_Request_:
Write out all of the entries exactly as given.

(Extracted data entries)
▼

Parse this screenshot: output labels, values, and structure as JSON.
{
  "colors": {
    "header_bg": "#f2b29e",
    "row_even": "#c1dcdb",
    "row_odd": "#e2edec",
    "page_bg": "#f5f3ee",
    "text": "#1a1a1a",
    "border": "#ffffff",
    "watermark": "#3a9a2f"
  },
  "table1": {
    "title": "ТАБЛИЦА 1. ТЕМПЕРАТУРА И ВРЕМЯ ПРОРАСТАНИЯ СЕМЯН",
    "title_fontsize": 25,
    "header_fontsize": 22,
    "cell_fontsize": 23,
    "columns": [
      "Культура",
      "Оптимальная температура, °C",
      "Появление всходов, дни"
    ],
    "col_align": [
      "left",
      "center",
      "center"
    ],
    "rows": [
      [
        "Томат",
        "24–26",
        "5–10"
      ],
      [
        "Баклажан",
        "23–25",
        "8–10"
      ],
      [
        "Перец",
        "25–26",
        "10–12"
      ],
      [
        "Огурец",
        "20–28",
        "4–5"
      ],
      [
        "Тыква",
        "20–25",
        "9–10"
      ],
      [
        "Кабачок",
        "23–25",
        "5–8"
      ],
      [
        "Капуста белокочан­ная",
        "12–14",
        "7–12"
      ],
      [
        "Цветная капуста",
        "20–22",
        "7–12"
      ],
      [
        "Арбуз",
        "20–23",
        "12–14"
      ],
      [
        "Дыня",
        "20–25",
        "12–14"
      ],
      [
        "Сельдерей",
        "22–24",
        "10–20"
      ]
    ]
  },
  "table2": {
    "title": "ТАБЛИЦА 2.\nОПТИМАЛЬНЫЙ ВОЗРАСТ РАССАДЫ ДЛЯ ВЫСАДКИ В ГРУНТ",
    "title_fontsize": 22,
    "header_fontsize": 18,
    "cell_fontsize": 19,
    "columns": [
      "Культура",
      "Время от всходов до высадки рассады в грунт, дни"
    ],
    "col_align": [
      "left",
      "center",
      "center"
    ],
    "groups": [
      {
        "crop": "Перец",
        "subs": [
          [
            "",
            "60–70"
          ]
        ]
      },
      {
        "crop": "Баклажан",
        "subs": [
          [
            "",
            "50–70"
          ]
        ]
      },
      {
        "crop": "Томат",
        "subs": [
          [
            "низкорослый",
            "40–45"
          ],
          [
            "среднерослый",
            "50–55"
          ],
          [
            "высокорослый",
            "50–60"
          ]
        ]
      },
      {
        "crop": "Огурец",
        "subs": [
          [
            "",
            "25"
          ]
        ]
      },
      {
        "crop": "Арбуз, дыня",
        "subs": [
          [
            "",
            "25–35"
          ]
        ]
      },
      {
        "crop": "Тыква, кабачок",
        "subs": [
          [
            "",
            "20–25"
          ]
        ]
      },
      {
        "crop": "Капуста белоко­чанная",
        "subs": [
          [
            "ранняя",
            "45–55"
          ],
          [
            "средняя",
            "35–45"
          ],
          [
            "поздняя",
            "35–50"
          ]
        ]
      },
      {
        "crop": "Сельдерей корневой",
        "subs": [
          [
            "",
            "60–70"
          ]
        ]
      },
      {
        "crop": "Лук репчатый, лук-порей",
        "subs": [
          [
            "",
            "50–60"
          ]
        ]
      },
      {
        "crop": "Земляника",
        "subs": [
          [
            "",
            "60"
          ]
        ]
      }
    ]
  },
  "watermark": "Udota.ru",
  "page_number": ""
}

▲

_Complete output_:
Parse this screenshot: output labels, values, and structure as JSON.
{
  "colors": {
    "header_bg": "#f2b29e",
    "row_even": "#c1dcdb",
    "row_odd": "#e2edec",
    "page_bg": "#f5f3ee",
    "text": "#1a1a1a",
    "border": "#ffffff",
    "watermark": "#3a9a2f"
  },
  "table1": {
    "title": "ТАБЛИЦА 1. ТЕМПЕРАТУРА И ВРЕМЯ ПРОРАСТАНИЯ СЕМЯН",
    "title_fontsize": 25,
    "header_fontsize": 22,
    "cell_fontsize": 23,
    "columns": [
      "Культура",
      "Оптимальная температура, °C",
      "Появление всходов, дни"
    ],
    "col_align": [
      "left",
      "center",
      "center"
    ],
    "rows": [
      [
        "Томат",
        "24–26",
        "5–10"
      ],
      [
        "Баклажан",
        "23–25",
        "8–10"
      ],
      [
        "Перец",
        "25–26",
        "10–12"
      ],
      [
        "Огурец",
        "20–28",
        "4–5"
      ],
      [
        "Тыква",
        "20–25",
        "9–10"
      ],
      [
        "Кабачок",
        "23–25",
        "5–8"
      ],
      [
        "Капуста белокочан­ная",
        "12–14",
        "7–12"
      ],
      [
        "Цветная капуста",
        "20–22",
        "7–12"
      ],
      [
        "Арбуз",
        "20–23",
        "12–14"
      ],
      [
        "Дыня",
        "20–25",
        "12–14"
      ],
      [
        "Сельдерей",
        "22–24",
        "10–20"
      ]
    ]
  },
  "table2": {
    "title": "ТАБЛИЦА 2.\nОПТИМАЛЬНЫЙ ВОЗРАСТ РАССАДЫ ДЛЯ ВЫСАДКИ В ГРУНТ",
    "title_fontsize": 22,
    "header_fontsize": 18,
    "cell_fontsize": 19,
    "columns": [
      "Культура",
      "Время от всходов до высадки рассады в грунт, дни"
    ],
    "col_align": [
      "left",
      "center",
      "center"
    ],
    "groups": [
      {
        "crop": "Перец",
        "subs": [
          [
            "",
            "60–70"
          ]
        ]
      },
      {
        "crop": "Баклажан",
        "subs": [
          [
            "",
            "50–70"
          ]
        ]
      },
      {
        "crop": "Томат",
        "subs": [
          [
            "низкорослый",
            "40–45"
          ],
          [
            "среднерослый",
            "50–55"
          ],
          [
            "высокорослый",
            "50–60"
          ]
        ]
      },
      {
        "crop": "Огурец",
        "subs": [
          [
            "",
            "25"
          ]
        ]
      },
      {
        "crop": "Арбуз, дыня",
        "subs": [
          [
            "",
            "25–35"
          ]
        ]
      },
      {
        "crop": "Тыква, кабачок",
        "subs": [
          [
            "",
            "20–25"
          ]
        ]
      },
      {
        "crop": "Капуста белоко­чанная",
        "subs": [
          [
            "ранняя",
            "45–55"
          ],
          [
            "средняя",
            "35–45"
          ],
          [
            "поздняя",
            "35–50"
          ]
        ]
      },
      {
        "crop": "Сельдерей корневой",
        "subs": [
          [
            "",
            "60–70"
          ]
        ]
      },
      {
        "crop": "Лук репчатый, лук-порей",
        "subs": [
          [
            "",
            "50–60"
          ]
        ]
      },
      {
        "crop": "Земляника",
        "subs": [
          [
            "",
            "60"
          ]
        ]
      }
    ]
  },
  "watermark": "Udota.ru",
  "page_number": ""
}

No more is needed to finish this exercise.